··· The records ···
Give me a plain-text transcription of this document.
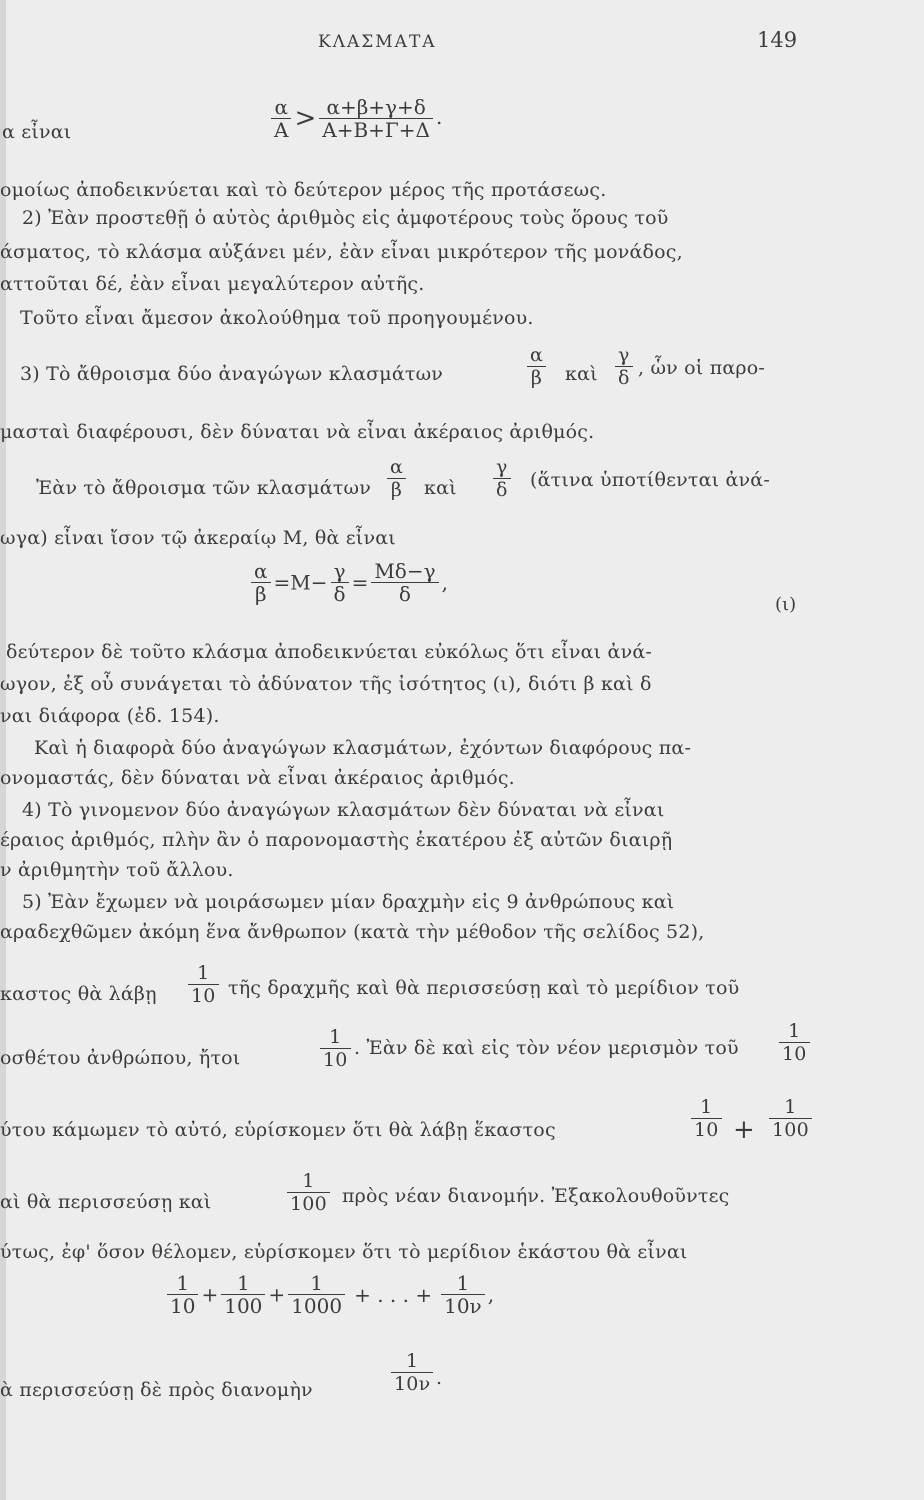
ΚΛΑΣΜΑΤΑ	149
α εἶναι	$\frac{\alpha}{A} > \frac{\alpha+\beta+\gamma+\delta}{A+B+\Gamma+\Delta}$ .
ομοίως ἀποδεικνύεται καὶ τὸ δεύτερον μέρος τῆς προτάσεως.
2) Ἐὰν προστεθῇ ὁ αὐτὸς ἀριθμὸς εἰς ἀμφοτέρους τοὺς ὅρους τοῦ
άσματος, τὸ κλάσμα αὐξάνει μέν, ἐὰν εἶναι μικρότερον τῆς μονάδος,
αττοῦται δέ, ἐὰν εἶναι μεγαλύτερον αὐτῆς.
Τοῦτο εἶναι ἄμεσον ἀκολούθημα τοῦ προηγουμένου.
3) Τὸ ἄθροισμα δύο ἀναγώγων κλασμάτων	$\frac{\alpha}{\beta}$ καὶ $\frac{\gamma}{\delta}$ , ὧν οἱ παρο-
μασταὶ διαφέρουσι, δὲν δύναται νὰ εἶναι ἀκέραιος ἀριθμός.
Ἐὰν τὸ ἄθροισμα τῶν κλασμάτων $\frac{\alpha}{\beta}$ καὶ $\frac{\gamma}{\delta}$ (ἅτινα ὑποτίθενται ἀνά-
ωγα) εἶναι ἴσον τῷ ἀκεραίῳ Μ, θὰ εἶναι
$\frac{\alpha}{\beta} =M- \frac{\gamma}{\delta} = \frac{M\delta-\gamma}{\delta}$ ,
(ι)
δεύτερον δὲ τοῦτο κλάσμα ἀποδεικνύεται εὐκόλως ὅτι εἶναι ἀνά-
ωγον, ἐξ οὗ συνάγεται τὸ ἀδύνατον τῆς ἰσότητος (ι), διότι β καὶ δ
ναι διάφορα (ἐδ. 154).
Καὶ ἡ διαφορὰ δύο ἀναγώγων κλασμάτων, ἐχόντων διαφόρους πα-
ονομαστάς, δὲν δύναται νὰ εἶναι ἀκέραιος ἀριθμός.
4) Τὸ γινομενον δύο ἀναγώγων κλασμάτων δὲν δύναται νὰ εἶναι
έραιος ἀριθμός, πλὴν ἂν ὁ παρονομαστὴς ἑκατέρου ἐξ αὐτῶν διαιρῇ
ν ἀριθμητὴν τοῦ ἄλλου.
5) Ἐὰν ἔχωμεν νὰ μοιράσωμεν μίαν δραχμὴν εἰς 9 ἀνθρώπους καὶ
αραδεχθῶμεν ἀκόμη ἕνα ἄνθρωπον (κατὰ τὴν μέθοδον τῆς σελίδος 52),
καστος θὰ λάβῃ $\frac{1}{10}$ τῆς δραχμῆς καὶ θὰ περισσεύσῃ καὶ τὸ μερίδιον τοῦ
οσθέτου ἀνθρώπου, ἤτοι	$\frac{1}{10}$ . Ἐὰν δὲ καὶ εἰς τὸν νέον μερισμὸν τοῦ $\frac{1}{10}$
ύτου κάμωμεν τὸ αὐτό, εὑρίσκομεν ὅτι θὰ λάβῃ ἕκαστος	$\frac{1}{10} + \frac{1}{100}$
αὶ θὰ περισσεύσῃ καὶ	$\frac{1}{100}$ πρὸς νέαν διανομήν. Ἐξακολουθοῦντες
ύτως, ἐφ' ὅσον θέλομεν, εὑρίσκομεν ὅτι τὸ μερίδιον ἑκάστου θὰ εἶναι
$\frac{1}{10} + \frac{1}{100} + \frac{1}{1000}$ + . . . + $\frac{1}{10\nu}$ ,
ὰ περισσεύσῃ δὲ πρὸς διανομὴν	$\frac{1}{10\nu}$ .
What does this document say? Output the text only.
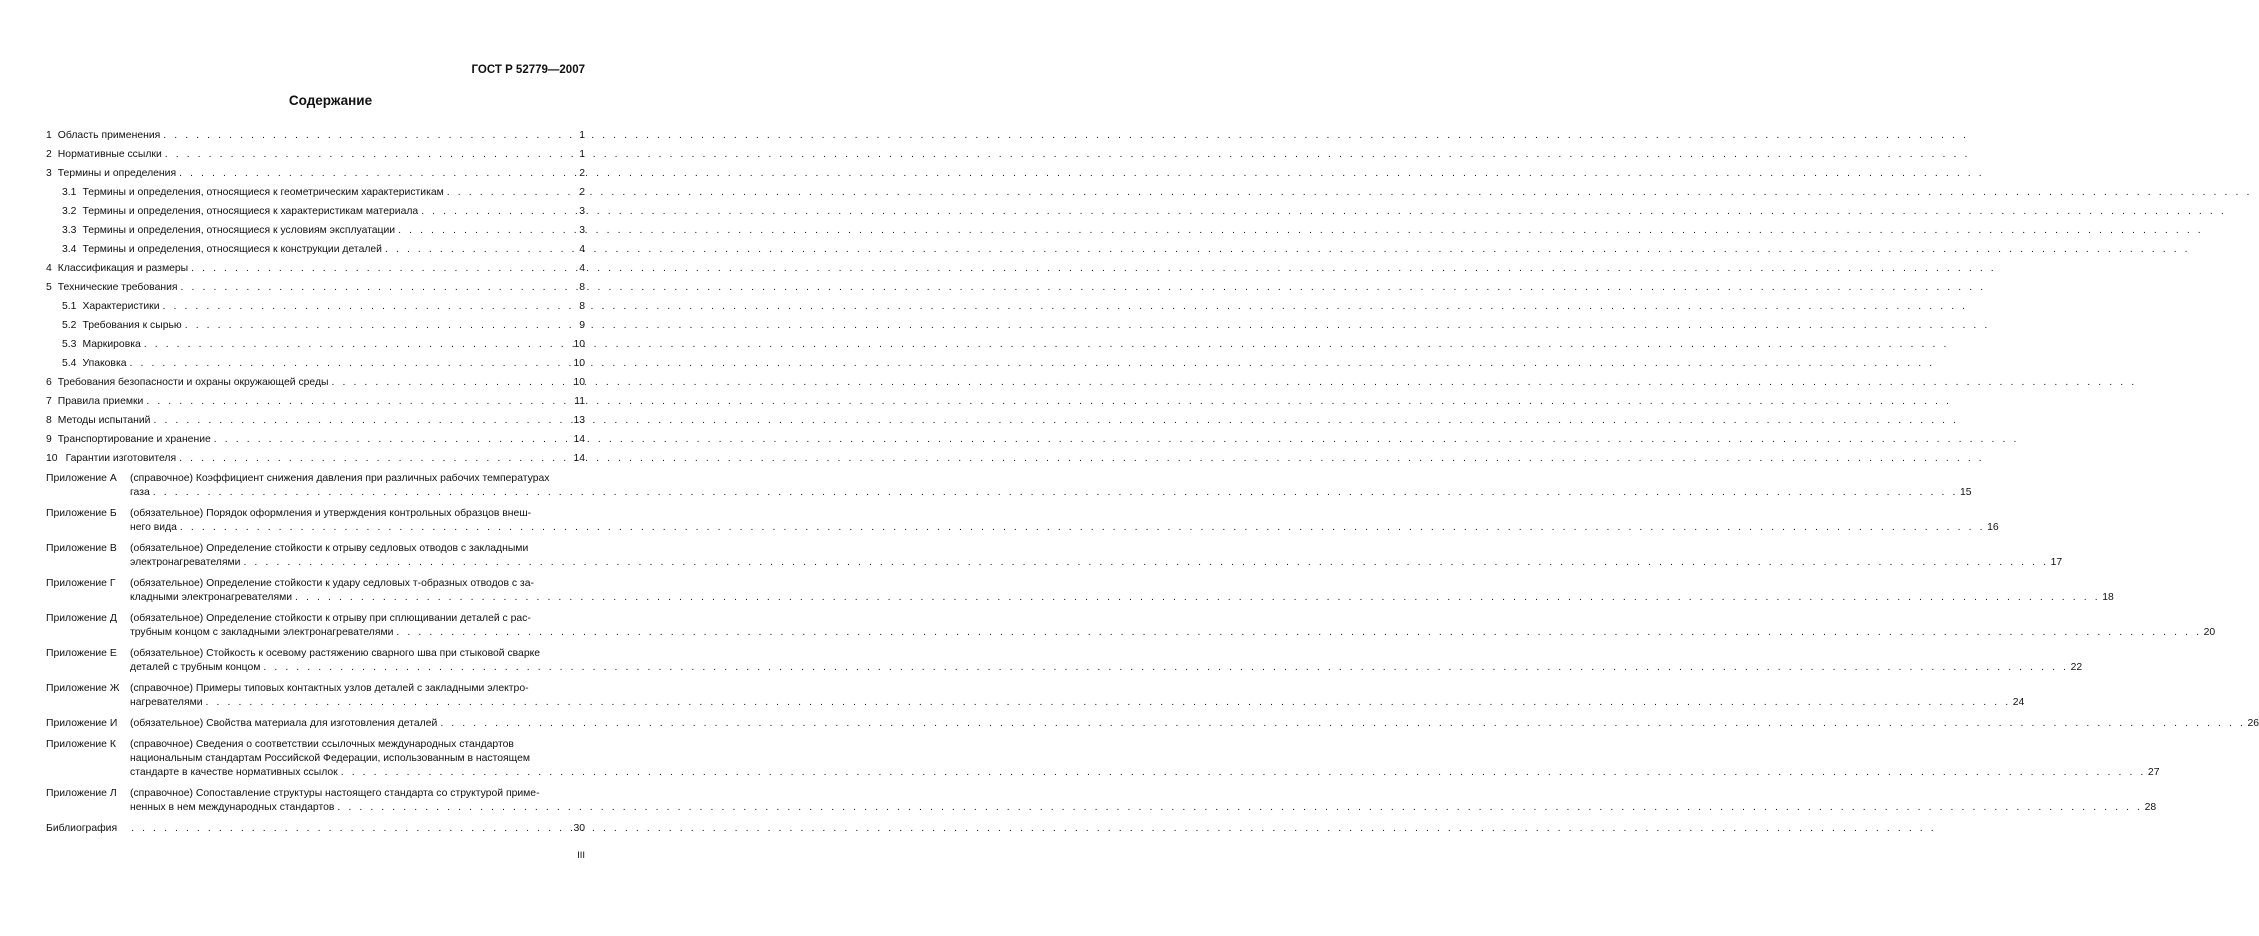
ГОСТ Р 52779—2007
Содержание
1 Область применения . . .	1
2 Нормативные ссылки . . .	1
3 Термины и определения . . .	2
3.1 Термины и определения, относящиеся к геометрическим характеристикам . . .	2
3.2 Термины и определения, относящиеся к характеристикам материала . . .	3
3.3 Термины и определения, относящиеся к условиям эксплуатации . . .	3
3.4 Термины и определения, относящиеся к конструкции деталей . . .	4
4 Классификация и размеры . . .	4
5 Технические требования . . .	8
5.1 Характеристики . . .	8
5.2 Требования к сырью . . .	9
5.3 Маркировка . . .	10
5.4 Упаковка . . .	10
6 Требования безопасности и охраны окружающей среды . . .	10
7 Правила приемки . . .	11
8 Методы испытаний . . .	13
9 Транспортирование и хранение . . .	14
10 Гарантии изготовителя . . .	14
Приложение А	(справочное) Коэффициент снижения давления при различных рабочих температурах
газа . . .	15
Приложение Б	(обязательное) Порядок оформления и утверждения контрольных образцов внеш-
него вида . . .	16
Приложение В	(обязательное) Определение стойкости к отрыву седловых отводов с закладными
электронагревателями . . .	17
Приложение Г	(обязательное) Определение стойкости к удару седловых т-образных отводов с за-
кладными электронагревателями . . .	18
Приложение Д	(обязательное) Определение стойкости к отрыву при сплющивании деталей с рас-
трубным концом с закладными электронагревателями . . .	20
Приложение Е	(обязательное) Стойкость к осевому растяжению сварного шва при стыковой сварке
деталей с трубным концом . . .	22
Приложение Ж	(справочное) Примеры типовых контактных узлов деталей с закладными электро-
нагревателями . . .	24
Приложение И	(обязательное) Свойства материала для изготовления деталей . . .	26
Приложение К	(справочное) Сведения о соответствии ссылочных международных стандартов
национальным стандартам Российской Федерации, использованным в настоящем
стандарте в качестве нормативных ссылок . . .	27
Приложение Л	(справочное) Сопоставление структуры настоящего стандарта со структурой приме-
ненных в нем международных стандартов . . .	28
Библиография . . .	30
III
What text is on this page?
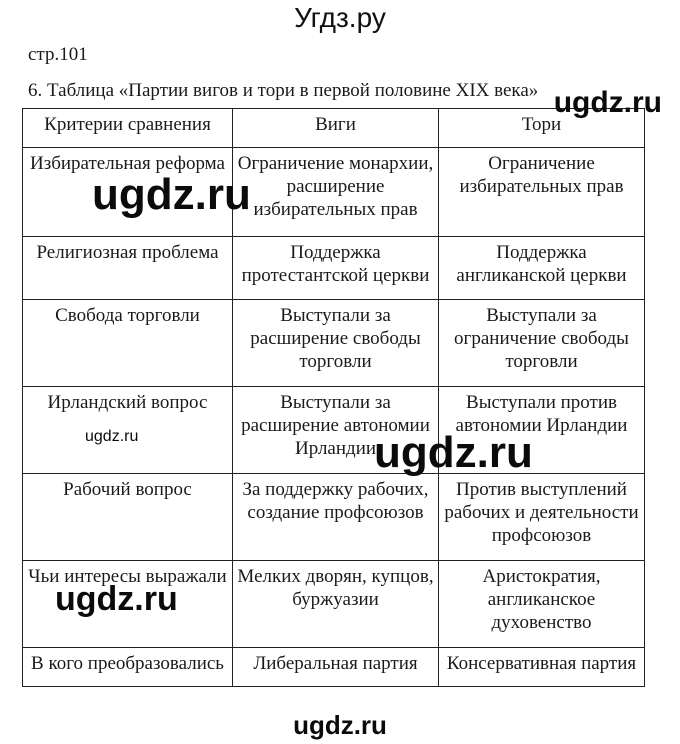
Угдз.ру
стр.101
6. Таблица «Партии вигов и тори в первой половине XIX века»
Критерии сравнения	Виги	Тори
Избирательная реформа	Ограничение монархии, расширение избирательных прав	Ограничение избирательных прав
Религиозная проблема	Поддержка протестантской церкви	Поддержка англиканской церкви
Свобода торговли	Выступали за расширение свободы торговли	Выступали за ограничение свободы торговли
Ирландский вопрос	Выступали за расширение автономии Ирландии	Выступали против автономии Ирландии
Рабочий вопрос	За поддержку рабочих, создание профсоюзов	Против выступлений рабочих и деятельности профсоюзов
Чьи интересы выражали	Мелких дворян, купцов, буржуазии	Аристократия, англиканское духовенство
В кого преобразовались	Либеральная партия	Консервативная партия
ugdz.ru
ugdz.ru
ugdz.ru	ugdz.ru
ugdz.ru
ugdz.ru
···
Stated goal.
Retype each line of the listing above word for word. Exclude the pictures.

Full response.
Give me a plain-text transcription of this document.
ΚΛΑΣΜΑΤΑ	149
α εἶναι	$\frac{\alpha}{A} > \frac{\alpha+\beta+\gamma+\delta}{A+B+\Gamma+\Delta}$ .
ομοίως ἀποδεικνύεται καὶ τὸ δεύτερον μέρος τῆς προτάσεως.
2) Ἐὰν προστεθῇ ὁ αὐτὸς ἀριθμὸς εἰς ἀμφοτέρους τοὺς ὅρους τοῦ
άσματος, τὸ κλάσμα αὐξάνει μέν, ἐὰν εἶναι μικρότερον τῆς μονάδος,
αττοῦται δέ, ἐὰν εἶναι μεγαλύτερον αὐτῆς.
Τοῦτο εἶναι ἄμεσον ἀκολούθημα τοῦ προηγουμένου.
3) Τὸ ἄθροισμα δύο ἀναγώγων κλασμάτων	$\frac{\alpha}{\beta}$ καὶ $\frac{\gamma}{\delta}$ , ὧν οἱ παρο-
μασταὶ διαφέρουσι, δὲν δύναται νὰ εἶναι ἀκέραιος ἀριθμός.
Ἐὰν τὸ ἄθροισμα τῶν κλασμάτων $\frac{\alpha}{\beta}$ καὶ $\frac{\gamma}{\delta}$ (ἅτινα ὑποτίθενται ἀνά-
ωγα) εἶναι ἴσον τῷ ἀκεραίῳ Μ, θὰ εἶναι
$\frac{\alpha}{\beta} =M- \frac{\gamma}{\delta} = \frac{M\delta-\gamma}{\delta}$ ,
(ι)
δεύτερον δὲ τοῦτο κλάσμα ἀποδεικνύεται εὐκόλως ὅτι εἶναι ἀνά-
ωγον, ἐξ οὗ συνάγεται τὸ ἀδύνατον τῆς ἰσότητος (ι), διότι β καὶ δ
ναι διάφορα (ἐδ. 154).
Καὶ ἡ διαφορὰ δύο ἀναγώγων κλασμάτων, ἐχόντων διαφόρους πα-
ονομαστάς, δὲν δύναται νὰ εἶναι ἀκέραιος ἀριθμός.
4) Τὸ γινομενον δύο ἀναγώγων κλασμάτων δὲν δύναται νὰ εἶναι
έραιος ἀριθμός, πλὴν ἂν ὁ παρονομαστὴς ἑκατέρου ἐξ αὐτῶν διαιρῇ
ν ἀριθμητὴν τοῦ ἄλλου.
5) Ἐὰν ἔχωμεν νὰ μοιράσωμεν μίαν δραχμὴν εἰς 9 ἀνθρώπους καὶ
αραδεχθῶμεν ἀκόμη ἕνα ἄνθρωπον (κατὰ τὴν μέθοδον τῆς σελίδος 52),
καστος θὰ λάβῃ $\frac{1}{10}$ τῆς δραχμῆς καὶ θὰ περισσεύσῃ καὶ τὸ μερίδιον τοῦ
οσθέτου ἀνθρώπου, ἤτοι	$\frac{1}{10}$ . Ἐὰν δὲ καὶ εἰς τὸν νέον μερισμὸν τοῦ $\frac{1}{10}$
ύτου κάμωμεν τὸ αὐτό, εὑρίσκομεν ὅτι θὰ λάβῃ ἕκαστος	$\frac{1}{10} + \frac{1}{100}$
αὶ θὰ περισσεύσῃ καὶ	$\frac{1}{100}$ πρὸς νέαν διανομήν. Ἐξακολουθοῦντες
ύτως, ἐφ' ὅσον θέλομεν, εὑρίσκομεν ὅτι τὸ μερίδιον ἑκάστου θὰ εἶναι
$\frac{1}{10} + \frac{1}{100} + \frac{1}{1000}$ + . . . + $\frac{1}{10\nu}$ ,
ὰ περισσεύσῃ δὲ πρὸς διανομὴν	$\frac{1}{10\nu}$ .
What does this document say? Output the text only.
ГОСТ Р 52779—2007
Содержание
1 Область применения . . .	1
2 Нормативные ссылки . . .	1
3 Термины и определения . . .	2
3.1 Термины и определения, относящиеся к геометрическим характеристикам . . .	2
3.2 Термины и определения, относящиеся к характеристикам материала . . .	3
3.3 Термины и определения, относящиеся к условиям эксплуатации . . .	3
3.4 Термины и определения, относящиеся к конструкции деталей . . .	4
4 Классификация и размеры . . .	4
5 Технические требования . . .	8
5.1 Характеристики . . .	8
5.2 Требования к сырью . . .	9
5.3 Маркировка . . .	10
5.4 Упаковка . . .	10
6 Требования безопасности и охраны окружающей среды . . .	10
7 Правила приемки . . .	11
8 Методы испытаний . . .	13
9 Транспортирование и хранение . . .	14
10 Гарантии изготовителя . . .	14
Приложение А	(справочное) Коэффициент снижения давления при различных рабочих температурах
газа . . .	15
Приложение Б	(обязательное) Порядок оформления и утверждения контрольных образцов внеш-
него вида . . .	16
Приложение В	(обязательное) Определение стойкости к отрыву седловых отводов с закладными
электронагревателями . . .	17
Приложение Г	(обязательное) Определение стойкости к удару седловых т-образных отводов с за-
кладными электронагревателями . . .	18
Приложение Д	(обязательное) Определение стойкости к отрыву при сплющивании деталей с рас-
трубным концом с закладными электронагревателями . . .	20
Приложение Е	(обязательное) Стойкость к осевому растяжению сварного шва при стыковой сварке
деталей с трубным концом . . .	22
Приложение Ж	(справочное) Примеры типовых контактных узлов деталей с закладными электро-
нагревателями . . .	24
Приложение И	(обязательное) Свойства материала для изготовления деталей . . .	26
Приложение К	(справочное) Сведения о соответствии ссылочных международных стандартов
национальным стандартам Российской Федерации, использованным в настоящем
стандарте в качестве нормативных ссылок . . .	27
Приложение Л	(справочное) Сопоставление структуры настоящего стандарта со структурой приме-
ненных в нем международных стандартов . . .	28
Библиография . . .	30
III
What text is on this page?
Угдз.ру
стр.101
6. Таблица «Партии вигов и тори в первой половине XIX века»
Критерии сравнения	Виги	Тори
Избирательная реформа	Ограничение монархии, расширение избирательных прав	Ограничение избирательных прав
Религиозная проблема	Поддержка протестантской церкви	Поддержка англиканской церкви
Свобода торговли	Выступали за расширение свободы торговли	Выступали за ограничение свободы торговли
Ирландский вопрос	Выступали за расширение автономии Ирландии	Выступали против автономии Ирландии
Рабочий вопрос	За поддержку рабочих, создание профсоюзов	Против выступлений рабочих и деятельности профсоюзов
Чьи интересы выражали	Мелких дворян, купцов, буржуазии	Аристократия, англиканское духовенство
В кого преобразовались	Либеральная партия	Консервативная партия
ugdz.ru
ugdz.ru
ugdz.ru	ugdz.ru
ugdz.ru
ugdz.ru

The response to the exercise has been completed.